● EXERCISE:
Extract the lines that hold the string "Regional".

● DATA FOR THE TASK:
○ ○ ○
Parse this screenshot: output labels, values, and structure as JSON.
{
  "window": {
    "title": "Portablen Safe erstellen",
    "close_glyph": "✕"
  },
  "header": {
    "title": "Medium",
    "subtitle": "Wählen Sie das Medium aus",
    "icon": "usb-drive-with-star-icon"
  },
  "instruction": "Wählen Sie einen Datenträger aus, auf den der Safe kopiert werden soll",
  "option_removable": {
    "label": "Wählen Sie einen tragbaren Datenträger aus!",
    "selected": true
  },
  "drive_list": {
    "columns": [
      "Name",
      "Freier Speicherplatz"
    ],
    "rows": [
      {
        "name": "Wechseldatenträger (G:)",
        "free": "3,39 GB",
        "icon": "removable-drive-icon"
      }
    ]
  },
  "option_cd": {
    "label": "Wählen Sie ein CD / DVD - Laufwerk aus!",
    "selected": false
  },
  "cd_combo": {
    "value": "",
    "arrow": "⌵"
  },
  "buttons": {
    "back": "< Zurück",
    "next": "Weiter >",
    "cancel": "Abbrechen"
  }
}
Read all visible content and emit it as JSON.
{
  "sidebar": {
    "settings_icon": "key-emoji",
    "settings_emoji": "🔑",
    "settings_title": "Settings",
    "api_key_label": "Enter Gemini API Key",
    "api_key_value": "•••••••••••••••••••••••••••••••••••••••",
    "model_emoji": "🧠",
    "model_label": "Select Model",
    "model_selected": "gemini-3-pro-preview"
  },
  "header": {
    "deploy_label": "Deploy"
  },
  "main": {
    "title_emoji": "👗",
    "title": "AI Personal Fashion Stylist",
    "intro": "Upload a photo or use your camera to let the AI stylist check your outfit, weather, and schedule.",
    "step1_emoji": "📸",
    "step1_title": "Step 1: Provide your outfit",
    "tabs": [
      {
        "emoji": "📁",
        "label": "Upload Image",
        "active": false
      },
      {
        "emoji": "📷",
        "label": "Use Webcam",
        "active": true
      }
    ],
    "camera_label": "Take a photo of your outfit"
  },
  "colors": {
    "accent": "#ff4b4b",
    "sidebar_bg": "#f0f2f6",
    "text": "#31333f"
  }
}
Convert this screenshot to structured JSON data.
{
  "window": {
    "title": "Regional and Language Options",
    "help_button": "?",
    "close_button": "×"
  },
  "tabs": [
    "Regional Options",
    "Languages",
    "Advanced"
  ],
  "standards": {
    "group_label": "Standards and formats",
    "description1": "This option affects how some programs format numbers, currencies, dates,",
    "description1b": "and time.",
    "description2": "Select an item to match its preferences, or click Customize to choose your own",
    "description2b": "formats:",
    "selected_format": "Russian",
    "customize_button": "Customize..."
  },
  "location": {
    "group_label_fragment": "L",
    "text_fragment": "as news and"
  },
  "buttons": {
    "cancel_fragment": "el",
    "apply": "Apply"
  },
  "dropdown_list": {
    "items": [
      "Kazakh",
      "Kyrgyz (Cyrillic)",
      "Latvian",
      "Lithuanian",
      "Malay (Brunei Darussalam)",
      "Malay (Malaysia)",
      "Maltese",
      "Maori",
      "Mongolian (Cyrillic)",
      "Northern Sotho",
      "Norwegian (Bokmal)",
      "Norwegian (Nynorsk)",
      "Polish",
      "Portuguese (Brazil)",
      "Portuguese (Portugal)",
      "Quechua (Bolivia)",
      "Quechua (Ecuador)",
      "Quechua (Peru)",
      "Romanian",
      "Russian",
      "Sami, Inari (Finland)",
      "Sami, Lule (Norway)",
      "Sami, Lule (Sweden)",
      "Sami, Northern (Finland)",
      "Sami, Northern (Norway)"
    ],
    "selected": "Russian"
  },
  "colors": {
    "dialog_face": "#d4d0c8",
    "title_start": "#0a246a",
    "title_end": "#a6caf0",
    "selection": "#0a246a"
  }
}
○ ○ ○
● WRITTEN ANSWER:
    "title": "Regional and Language Options",
    "Regional Options",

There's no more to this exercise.